- PROMPT: Return the listing below exactly, with the pictures dropped.

- ENTRIES PROVIDED:
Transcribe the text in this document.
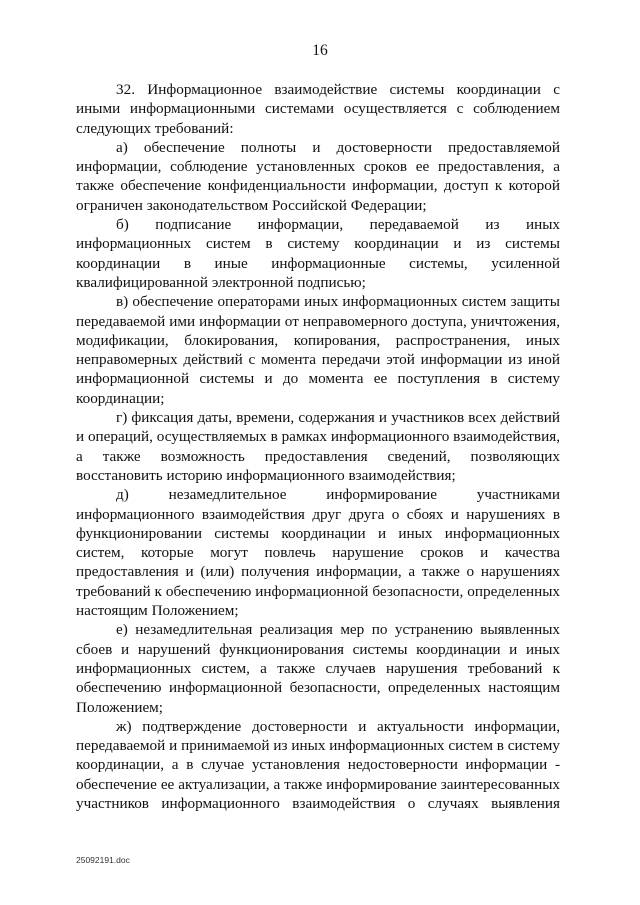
16

32. Информационное взаимодействие системы координации с иными информационными системами осуществляется с соблюдением следующих требований:

а) обеспечение полноты и достоверности предоставляемой информации, соблюдение установленных сроков ее предоставления, а также обеспечение конфиденциальности информации, доступ к которой ограничен законодательством Российской Федерации;

б) подписание информации, передаваемой из иных информационных систем в систему координации и из системы координации в иные информационные системы, усиленной квалифицированной электронной подписью;

в) обеспечение операторами иных информационных систем защиты передаваемой ими информации от неправомерного доступа, уничтожения, модификации, блокирования, копирования, распространения, иных неправомерных действий с момента передачи этой информации из иной информационной системы и до момента ее поступления в систему координации;

г) фиксация даты, времени, содержания и участников всех действий и операций, осуществляемых в рамках информационного взаимодействия, а также возможность предоставления сведений, позволяющих восстановить историю информационного взаимодействия;

д) незамедлительное информирование участниками информационного взаимодействия друг друга о сбоях и нарушениях в функционировании системы координации и иных информационных систем, которые могут повлечь нарушение сроков и качества предоставления и (или) получения информации, а также о нарушениях требований к обеспечению информационной безопасности, определенных настоящим Положением;

е) незамедлительная реализация мер по устранению выявленных сбоев и нарушений функционирования системы координации и иных информационных систем, а также случаев нарушения требований к обеспечению информационной безопасности, определенных настоящим Положением;

ж) подтверждение достоверности и актуальности информации, передаваемой и принимаемой из иных информационных систем в систему координации, а в случае установления недостоверности информации - обеспечение ее актуализации, а также информирование заинтересованных участников информационного взаимодействия о случаях выявления

25092191.doc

- TASK SOLUTION:
Transcribe the text in this document.
16

32. Информационное взаимодействие системы координации с иными информационными системами осуществляется с соблюдением следующих требований:

а) обеспечение полноты и достоверности предоставляемой информации, соблюдение установленных сроков ее предоставления, а также обеспечение конфиденциальности информации, доступ к которой ограничен законодательством Российской Федерации;

б) подписание информации, передаваемой из иных информационных систем в систему координации и из системы координации в иные информационные системы, усиленной квалифицированной электронной подписью;

в) обеспечение операторами иных информационных систем защиты передаваемой ими информации от неправомерного доступа, уничтожения, модификации, блокирования, копирования, распространения, иных неправомерных действий с момента передачи этой информации из иной информационной системы и до момента ее поступления в систему координации;

г) фиксация даты, времени, содержания и участников всех действий и операций, осуществляемых в рамках информационного взаимодействия, а также возможность предоставления сведений, позволяющих восстановить историю информационного взаимодействия;

д) незамедлительное информирование участниками информационного взаимодействия друг друга о сбоях и нарушениях в функционировании системы координации и иных информационных систем, которые могут повлечь нарушение сроков и качества предоставления и (или) получения информации, а также о нарушениях требований к обеспечению информационной безопасности, определенных настоящим Положением;

е) незамедлительная реализация мер по устранению выявленных сбоев и нарушений функционирования системы координации и иных информационных систем, а также случаев нарушения требований к обеспечению информационной безопасности, определенных настоящим Положением;

ж) подтверждение достоверности и актуальности информации, передаваемой и принимаемой из иных информационных систем в систему координации, а в случае установления недостоверности информации - обеспечение ее актуализации, а также информирование заинтересованных участников информационного взаимодействия о случаях выявления

25092191.doc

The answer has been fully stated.